> _DIRECTIVE_
What is the count of lines in the listing below that hold the string "icon"? Reply with that number alone.
━━━━━━━━━━━━━━━━
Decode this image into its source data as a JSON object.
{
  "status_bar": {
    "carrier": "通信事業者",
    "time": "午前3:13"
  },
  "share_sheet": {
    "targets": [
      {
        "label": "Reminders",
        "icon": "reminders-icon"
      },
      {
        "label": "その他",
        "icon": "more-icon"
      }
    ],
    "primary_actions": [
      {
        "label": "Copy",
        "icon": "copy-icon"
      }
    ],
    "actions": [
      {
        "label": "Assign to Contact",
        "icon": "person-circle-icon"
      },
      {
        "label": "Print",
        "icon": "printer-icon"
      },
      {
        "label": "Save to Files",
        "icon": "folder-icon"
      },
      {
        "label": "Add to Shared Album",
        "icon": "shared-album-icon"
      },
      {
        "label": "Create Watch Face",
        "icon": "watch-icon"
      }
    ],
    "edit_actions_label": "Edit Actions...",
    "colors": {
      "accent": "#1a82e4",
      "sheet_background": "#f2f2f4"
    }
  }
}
━━━━━━━━━━━━━━━━
> _CORRECT RESULT_
8